## START Extracted data
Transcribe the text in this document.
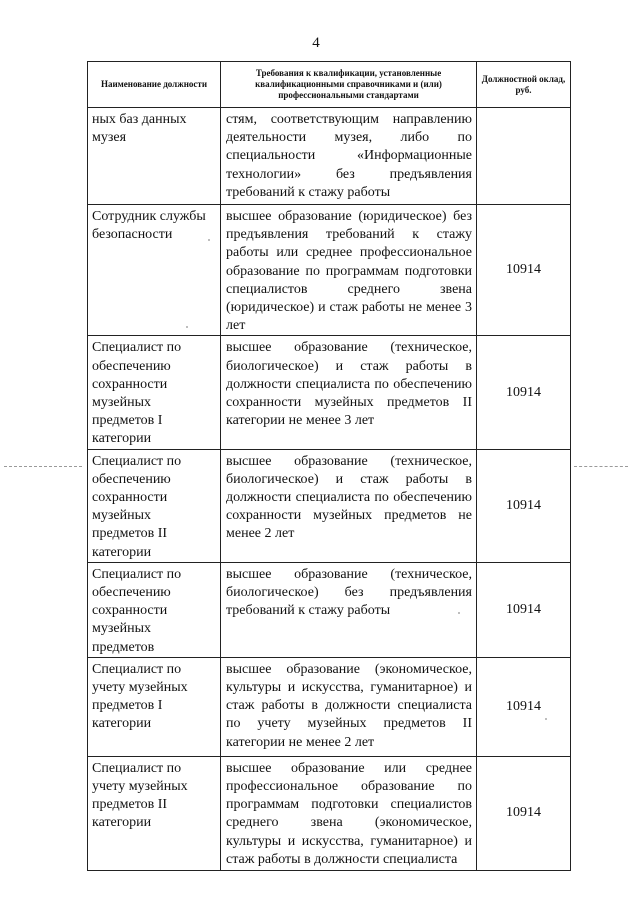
4
Наименование должности	Требования к квалификации, установленные квалификационными справочниками и (или) профессиональными стандартами	Должностной оклад, руб.
ных баз данных музея	стям, соответствующим направлению деятельности музея, либо по специальности «Информационные технологии» без предъявления требований к стажу работы	
Сотрудник службы безопасности	высшее образование (юридическое) без предъявления требований к стажу работы или среднее профессиональное образование по программам подготовки специалистов среднего звена (юридическое) и стаж работы не менее 3 лет	10914
Специалист по обеспечению сохранности музейных предметов I категории	высшее образование (техническое, биологическое) и стаж работы в должности специалиста по обеспечению сохранности музейных предметов II категории не менее 3 лет	10914
Специалист по обеспечению сохранности музейных предметов II категории	высшее образование (техническое, биологическое) и стаж работы в должности специалиста по обеспечению сохранности музейных предметов не менее 2 лет	10914
Специалист по обеспечению сохранности музейных предметов	высшее образование (техническое, биологическое) без предъявления требований к стажу работы	10914
Специалист по учету музейных предметов I категории	высшее образование (экономическое, культуры и искусства, гуманитарное) и стаж работы в должности специалиста по учету музейных предметов II категории не менее 2 лет	10914
Специалист по учету музейных предметов II категории	высшее образование или среднее профессиональное образование по программам подготовки специалистов среднего звена (экономическое, культуры и искусства, гуманитарное) и стаж работы в должности специалиста	10914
## END Extracted data
• [Work to be completed]: List all lines where "подготовки" occurs.

• [Result of this task]:
Сотрудник службы безопасности	высшее образование (юридическое) без предъявления требований к стажу работы или среднее профессиональное образование по программам подготовки специалистов среднего звена (юридическое) и стаж работы не менее 3 лет	10914
Специалист по учету музейных предметов II категории	высшее образование или среднее профессиональное образование по программам подготовки специалистов среднего звена (экономическое, культуры и искусства, гуманитарное) и стаж работы в должности специалиста	10914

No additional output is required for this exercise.